* [TASK REQUIREMENTS]
The records below are to be quoted in full; please keep every word exact.

## Begin DATASET EXCERPTS

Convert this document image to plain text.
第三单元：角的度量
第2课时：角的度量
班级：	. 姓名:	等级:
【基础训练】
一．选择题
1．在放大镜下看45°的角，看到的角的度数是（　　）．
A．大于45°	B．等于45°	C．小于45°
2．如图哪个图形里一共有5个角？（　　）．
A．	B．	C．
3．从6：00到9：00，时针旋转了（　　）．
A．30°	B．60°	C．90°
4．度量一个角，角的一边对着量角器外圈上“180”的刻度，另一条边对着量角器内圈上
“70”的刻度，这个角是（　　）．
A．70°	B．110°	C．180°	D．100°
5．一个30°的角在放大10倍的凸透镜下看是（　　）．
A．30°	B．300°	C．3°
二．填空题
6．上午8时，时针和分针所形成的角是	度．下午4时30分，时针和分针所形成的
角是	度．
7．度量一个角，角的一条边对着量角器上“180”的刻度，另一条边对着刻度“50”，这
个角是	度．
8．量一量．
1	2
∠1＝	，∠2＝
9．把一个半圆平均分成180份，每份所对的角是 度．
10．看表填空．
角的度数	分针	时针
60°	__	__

## End DATASET EXCERPTS

* [RESPONSE TO THIS EXERCISE]
Convert this document image to plain text.
第三单元：角的度量
第2课时：角的度量
班级：	. 姓名:	等级:
【基础训练】
一．选择题
1．在放大镜下看45°的角，看到的角的度数是（　　）．
A．大于45°	B．等于45°	C．小于45°
2．如图哪个图形里一共有5个角？（　　）．
A．	B．	C．
3．从6：00到9：00，时针旋转了（　　）．
A．30°	B．60°	C．90°
4．度量一个角，角的一边对着量角器外圈上“180”的刻度，另一条边对着量角器内圈上
“70”的刻度，这个角是（　　）．
A．70°	B．110°	C．180°	D．100°
5．一个30°的角在放大10倍的凸透镜下看是（　　）．
A．30°	B．300°	C．3°
二．填空题
6．上午8时，时针和分针所形成的角是	度．下午4时30分，时针和分针所形成的
角是	度．
7．度量一个角，角的一条边对着量角器上“180”的刻度，另一条边对着刻度“50”，这
个角是	度．
8．量一量．
1	2
∠1＝	，∠2＝
9．把一个半圆平均分成180份，每份所对的角是 度．
10．看表填空．
角的度数	分针	时针
60°	__	__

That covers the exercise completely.